**Exercise aim:** Return all lines from the listing below in which the string "ยรายว" occurs.

──────────

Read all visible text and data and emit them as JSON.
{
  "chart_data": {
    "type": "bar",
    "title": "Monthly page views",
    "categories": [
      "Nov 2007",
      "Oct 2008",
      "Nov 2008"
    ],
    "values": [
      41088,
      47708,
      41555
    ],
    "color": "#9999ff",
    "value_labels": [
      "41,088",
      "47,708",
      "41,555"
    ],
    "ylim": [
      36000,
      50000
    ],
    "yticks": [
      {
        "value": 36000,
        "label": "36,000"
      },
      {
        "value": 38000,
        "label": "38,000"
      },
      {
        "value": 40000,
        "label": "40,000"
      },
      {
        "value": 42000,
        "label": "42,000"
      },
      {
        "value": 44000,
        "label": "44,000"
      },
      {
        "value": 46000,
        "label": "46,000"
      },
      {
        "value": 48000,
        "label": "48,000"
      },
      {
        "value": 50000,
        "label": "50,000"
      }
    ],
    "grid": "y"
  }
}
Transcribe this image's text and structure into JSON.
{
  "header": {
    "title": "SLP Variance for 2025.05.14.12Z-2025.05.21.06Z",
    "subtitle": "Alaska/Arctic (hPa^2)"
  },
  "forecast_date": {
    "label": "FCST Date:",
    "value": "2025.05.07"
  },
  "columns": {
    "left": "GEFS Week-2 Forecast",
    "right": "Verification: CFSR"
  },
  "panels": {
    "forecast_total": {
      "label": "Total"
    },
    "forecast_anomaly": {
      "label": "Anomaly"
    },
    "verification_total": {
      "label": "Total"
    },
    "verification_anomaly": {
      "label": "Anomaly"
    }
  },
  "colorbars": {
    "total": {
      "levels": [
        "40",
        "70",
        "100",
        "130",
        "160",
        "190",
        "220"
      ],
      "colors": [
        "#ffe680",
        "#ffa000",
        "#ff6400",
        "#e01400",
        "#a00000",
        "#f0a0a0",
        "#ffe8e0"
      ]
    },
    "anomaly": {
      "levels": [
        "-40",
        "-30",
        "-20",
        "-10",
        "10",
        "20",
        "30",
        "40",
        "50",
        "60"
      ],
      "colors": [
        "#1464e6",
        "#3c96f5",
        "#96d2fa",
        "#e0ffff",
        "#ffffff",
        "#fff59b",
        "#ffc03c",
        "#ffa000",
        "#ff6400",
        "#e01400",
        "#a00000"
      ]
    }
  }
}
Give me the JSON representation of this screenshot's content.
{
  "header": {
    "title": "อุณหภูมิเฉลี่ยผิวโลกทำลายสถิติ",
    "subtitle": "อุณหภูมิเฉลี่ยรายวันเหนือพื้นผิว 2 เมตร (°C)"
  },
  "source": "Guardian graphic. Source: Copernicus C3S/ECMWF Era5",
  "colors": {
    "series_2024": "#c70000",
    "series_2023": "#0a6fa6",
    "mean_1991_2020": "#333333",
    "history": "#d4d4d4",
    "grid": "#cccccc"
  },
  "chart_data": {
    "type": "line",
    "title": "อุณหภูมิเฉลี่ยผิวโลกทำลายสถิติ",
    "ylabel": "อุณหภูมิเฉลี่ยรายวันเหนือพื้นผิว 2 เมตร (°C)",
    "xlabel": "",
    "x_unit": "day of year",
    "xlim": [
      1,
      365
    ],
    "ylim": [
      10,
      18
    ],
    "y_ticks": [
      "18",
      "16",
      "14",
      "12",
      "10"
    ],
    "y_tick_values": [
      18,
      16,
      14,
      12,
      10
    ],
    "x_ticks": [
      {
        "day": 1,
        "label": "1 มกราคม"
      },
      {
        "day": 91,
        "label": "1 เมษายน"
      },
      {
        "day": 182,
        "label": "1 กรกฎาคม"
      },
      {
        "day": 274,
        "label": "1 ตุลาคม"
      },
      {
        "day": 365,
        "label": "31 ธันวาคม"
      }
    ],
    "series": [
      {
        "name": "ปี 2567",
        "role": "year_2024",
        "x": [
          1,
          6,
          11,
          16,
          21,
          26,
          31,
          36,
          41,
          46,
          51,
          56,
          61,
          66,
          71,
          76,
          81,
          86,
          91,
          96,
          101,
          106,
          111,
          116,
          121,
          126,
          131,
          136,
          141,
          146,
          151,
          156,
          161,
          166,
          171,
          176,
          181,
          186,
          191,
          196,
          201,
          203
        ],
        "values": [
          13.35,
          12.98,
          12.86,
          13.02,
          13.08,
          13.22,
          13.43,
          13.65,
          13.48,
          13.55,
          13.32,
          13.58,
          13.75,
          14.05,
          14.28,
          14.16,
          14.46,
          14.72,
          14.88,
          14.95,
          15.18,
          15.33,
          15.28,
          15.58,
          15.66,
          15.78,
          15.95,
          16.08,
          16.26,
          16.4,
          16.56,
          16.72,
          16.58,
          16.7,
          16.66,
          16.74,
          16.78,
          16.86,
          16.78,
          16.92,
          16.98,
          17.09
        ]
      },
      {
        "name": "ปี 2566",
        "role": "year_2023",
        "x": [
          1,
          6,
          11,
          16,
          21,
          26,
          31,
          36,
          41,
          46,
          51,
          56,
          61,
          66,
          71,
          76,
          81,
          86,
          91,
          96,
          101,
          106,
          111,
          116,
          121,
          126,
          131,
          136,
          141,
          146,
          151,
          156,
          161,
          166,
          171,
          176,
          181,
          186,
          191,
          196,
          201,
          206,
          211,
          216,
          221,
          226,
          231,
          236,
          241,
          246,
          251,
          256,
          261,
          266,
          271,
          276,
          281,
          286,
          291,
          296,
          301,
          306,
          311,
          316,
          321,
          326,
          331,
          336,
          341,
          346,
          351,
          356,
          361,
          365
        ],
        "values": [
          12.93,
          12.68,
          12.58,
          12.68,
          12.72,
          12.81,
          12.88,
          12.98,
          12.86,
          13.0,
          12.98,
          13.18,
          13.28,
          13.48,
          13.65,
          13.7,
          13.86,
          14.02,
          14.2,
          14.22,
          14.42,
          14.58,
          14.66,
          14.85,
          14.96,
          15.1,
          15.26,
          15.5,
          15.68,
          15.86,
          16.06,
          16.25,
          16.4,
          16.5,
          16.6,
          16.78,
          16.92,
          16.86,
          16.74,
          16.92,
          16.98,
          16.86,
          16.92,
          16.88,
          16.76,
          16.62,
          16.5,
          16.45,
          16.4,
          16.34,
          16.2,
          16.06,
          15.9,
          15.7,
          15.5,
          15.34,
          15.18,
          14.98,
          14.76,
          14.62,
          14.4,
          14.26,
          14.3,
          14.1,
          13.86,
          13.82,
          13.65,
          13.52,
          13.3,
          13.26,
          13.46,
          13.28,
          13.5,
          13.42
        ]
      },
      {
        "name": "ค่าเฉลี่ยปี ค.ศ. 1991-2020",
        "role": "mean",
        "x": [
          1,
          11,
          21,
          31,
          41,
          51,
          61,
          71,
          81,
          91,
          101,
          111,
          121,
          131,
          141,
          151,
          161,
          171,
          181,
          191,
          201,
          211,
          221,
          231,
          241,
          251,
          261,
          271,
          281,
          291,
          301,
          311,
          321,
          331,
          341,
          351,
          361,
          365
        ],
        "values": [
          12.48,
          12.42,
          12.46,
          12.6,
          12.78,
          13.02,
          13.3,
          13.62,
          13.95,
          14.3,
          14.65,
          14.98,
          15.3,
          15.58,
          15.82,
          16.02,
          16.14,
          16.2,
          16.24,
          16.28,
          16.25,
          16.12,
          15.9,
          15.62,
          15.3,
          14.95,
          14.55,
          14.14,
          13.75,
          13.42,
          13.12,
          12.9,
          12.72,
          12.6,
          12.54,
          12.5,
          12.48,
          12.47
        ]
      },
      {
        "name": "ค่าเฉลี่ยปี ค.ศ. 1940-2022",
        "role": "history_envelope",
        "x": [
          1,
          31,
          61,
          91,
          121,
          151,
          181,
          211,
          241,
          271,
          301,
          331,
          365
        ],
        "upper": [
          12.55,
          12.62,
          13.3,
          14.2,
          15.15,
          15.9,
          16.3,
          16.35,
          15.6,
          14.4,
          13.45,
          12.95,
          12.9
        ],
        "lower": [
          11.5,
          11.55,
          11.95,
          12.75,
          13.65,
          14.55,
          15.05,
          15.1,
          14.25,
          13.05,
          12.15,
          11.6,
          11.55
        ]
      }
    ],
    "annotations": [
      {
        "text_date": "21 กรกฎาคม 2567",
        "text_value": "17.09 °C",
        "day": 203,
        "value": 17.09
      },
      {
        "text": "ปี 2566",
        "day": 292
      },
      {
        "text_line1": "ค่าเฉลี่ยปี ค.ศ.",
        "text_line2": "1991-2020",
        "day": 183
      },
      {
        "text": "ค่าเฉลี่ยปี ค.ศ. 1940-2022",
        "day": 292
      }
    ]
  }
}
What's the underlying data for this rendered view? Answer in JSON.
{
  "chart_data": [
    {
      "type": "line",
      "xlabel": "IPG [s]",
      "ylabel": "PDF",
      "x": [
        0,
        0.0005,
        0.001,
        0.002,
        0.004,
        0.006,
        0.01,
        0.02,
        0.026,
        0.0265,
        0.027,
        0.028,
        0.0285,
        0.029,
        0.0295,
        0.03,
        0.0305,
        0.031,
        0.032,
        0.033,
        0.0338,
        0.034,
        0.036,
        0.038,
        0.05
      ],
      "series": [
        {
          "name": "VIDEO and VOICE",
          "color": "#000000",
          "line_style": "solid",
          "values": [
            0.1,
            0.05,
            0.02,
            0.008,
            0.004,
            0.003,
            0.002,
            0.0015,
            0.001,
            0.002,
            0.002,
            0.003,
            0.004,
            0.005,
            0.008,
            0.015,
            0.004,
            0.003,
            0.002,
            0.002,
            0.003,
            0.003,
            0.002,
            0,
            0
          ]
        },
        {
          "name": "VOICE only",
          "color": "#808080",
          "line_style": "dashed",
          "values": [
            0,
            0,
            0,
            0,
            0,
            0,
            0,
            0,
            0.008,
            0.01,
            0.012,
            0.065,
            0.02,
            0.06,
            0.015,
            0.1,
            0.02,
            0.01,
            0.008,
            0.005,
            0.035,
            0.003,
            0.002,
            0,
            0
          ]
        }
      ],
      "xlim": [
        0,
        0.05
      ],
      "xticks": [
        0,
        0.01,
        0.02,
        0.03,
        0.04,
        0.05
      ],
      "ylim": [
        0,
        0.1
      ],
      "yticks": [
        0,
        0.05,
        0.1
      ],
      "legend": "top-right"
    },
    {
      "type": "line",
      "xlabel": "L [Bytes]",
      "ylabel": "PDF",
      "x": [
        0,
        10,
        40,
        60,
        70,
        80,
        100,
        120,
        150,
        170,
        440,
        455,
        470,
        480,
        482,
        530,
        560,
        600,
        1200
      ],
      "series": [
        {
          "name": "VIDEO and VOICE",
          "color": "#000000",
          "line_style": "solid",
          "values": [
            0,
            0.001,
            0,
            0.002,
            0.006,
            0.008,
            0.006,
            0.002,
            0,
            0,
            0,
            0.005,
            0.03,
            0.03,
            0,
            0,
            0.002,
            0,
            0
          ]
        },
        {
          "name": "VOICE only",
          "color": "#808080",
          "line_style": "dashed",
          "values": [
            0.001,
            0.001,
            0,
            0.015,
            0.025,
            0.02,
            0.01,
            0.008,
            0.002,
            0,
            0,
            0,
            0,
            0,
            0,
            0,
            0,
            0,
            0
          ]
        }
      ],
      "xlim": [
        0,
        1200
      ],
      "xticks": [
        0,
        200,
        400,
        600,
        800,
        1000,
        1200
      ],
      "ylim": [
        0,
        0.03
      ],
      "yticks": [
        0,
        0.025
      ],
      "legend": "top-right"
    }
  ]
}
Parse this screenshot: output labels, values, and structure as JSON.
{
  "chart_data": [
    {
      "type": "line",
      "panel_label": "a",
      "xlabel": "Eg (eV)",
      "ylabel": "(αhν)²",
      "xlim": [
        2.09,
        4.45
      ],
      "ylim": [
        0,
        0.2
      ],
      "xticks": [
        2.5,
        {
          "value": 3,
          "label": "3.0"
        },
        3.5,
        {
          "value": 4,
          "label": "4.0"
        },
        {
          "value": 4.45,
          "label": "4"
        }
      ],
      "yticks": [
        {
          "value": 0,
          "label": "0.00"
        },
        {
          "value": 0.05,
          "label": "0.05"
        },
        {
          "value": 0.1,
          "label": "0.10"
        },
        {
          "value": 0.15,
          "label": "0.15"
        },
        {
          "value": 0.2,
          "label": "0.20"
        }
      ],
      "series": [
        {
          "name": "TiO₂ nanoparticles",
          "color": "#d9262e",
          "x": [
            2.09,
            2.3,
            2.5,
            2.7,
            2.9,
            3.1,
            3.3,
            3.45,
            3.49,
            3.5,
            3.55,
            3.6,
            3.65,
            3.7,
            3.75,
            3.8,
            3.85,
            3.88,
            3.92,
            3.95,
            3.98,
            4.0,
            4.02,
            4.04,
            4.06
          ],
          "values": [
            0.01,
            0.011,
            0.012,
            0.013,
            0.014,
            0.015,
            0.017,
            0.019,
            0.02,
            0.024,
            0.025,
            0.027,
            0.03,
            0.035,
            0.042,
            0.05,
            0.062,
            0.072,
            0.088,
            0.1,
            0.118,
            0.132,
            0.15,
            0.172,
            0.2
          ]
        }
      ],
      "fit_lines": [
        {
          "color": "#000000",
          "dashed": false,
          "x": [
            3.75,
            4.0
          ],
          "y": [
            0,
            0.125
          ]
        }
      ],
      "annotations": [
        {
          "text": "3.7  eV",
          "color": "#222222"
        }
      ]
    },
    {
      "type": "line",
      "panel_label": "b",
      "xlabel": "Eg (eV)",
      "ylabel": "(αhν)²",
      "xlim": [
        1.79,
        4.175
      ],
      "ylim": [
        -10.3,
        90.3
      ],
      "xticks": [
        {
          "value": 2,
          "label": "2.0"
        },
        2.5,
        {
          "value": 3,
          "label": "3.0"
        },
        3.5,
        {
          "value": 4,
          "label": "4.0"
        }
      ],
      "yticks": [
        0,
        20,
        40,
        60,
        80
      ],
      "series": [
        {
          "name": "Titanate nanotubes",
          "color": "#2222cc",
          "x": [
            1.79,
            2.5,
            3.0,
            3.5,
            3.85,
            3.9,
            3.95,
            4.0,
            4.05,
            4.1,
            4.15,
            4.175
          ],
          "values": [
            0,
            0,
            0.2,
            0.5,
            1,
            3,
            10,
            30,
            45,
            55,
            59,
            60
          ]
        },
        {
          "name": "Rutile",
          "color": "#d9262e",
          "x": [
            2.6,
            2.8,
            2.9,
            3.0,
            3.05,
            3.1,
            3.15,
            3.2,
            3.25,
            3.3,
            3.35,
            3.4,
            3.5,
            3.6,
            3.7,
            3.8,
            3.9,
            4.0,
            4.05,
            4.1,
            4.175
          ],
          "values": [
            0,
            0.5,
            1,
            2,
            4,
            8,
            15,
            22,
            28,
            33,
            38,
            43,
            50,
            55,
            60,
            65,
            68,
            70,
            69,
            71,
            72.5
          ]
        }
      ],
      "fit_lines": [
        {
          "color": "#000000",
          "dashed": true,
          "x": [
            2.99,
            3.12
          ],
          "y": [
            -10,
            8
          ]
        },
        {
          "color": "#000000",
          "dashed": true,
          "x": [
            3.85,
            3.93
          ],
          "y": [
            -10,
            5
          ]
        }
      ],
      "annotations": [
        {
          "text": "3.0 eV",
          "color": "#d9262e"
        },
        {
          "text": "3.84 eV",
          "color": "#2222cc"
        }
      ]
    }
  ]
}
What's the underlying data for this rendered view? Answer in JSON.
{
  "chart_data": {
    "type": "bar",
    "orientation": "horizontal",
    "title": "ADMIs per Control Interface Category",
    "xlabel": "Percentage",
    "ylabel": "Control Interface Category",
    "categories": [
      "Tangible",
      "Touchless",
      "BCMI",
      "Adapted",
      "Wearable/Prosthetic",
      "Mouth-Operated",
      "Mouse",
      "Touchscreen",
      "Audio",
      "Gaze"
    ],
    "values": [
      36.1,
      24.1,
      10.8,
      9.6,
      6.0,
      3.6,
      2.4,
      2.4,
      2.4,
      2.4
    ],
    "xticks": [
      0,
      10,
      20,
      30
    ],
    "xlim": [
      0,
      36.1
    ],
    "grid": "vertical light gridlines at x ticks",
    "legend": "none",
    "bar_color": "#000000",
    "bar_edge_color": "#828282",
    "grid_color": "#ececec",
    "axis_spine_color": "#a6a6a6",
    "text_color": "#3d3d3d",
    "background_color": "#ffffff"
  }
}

──────────

**Finished exercise:**
    "subtitle": "อุณหภูมิเฉลี่ยรายวันเหนือพื้นผิว 2 เมตร (°C)"
    "ylabel": "อุณหภูมิเฉลี่ยรายวันเหนือพื้นผิว 2 เมตร (°C)",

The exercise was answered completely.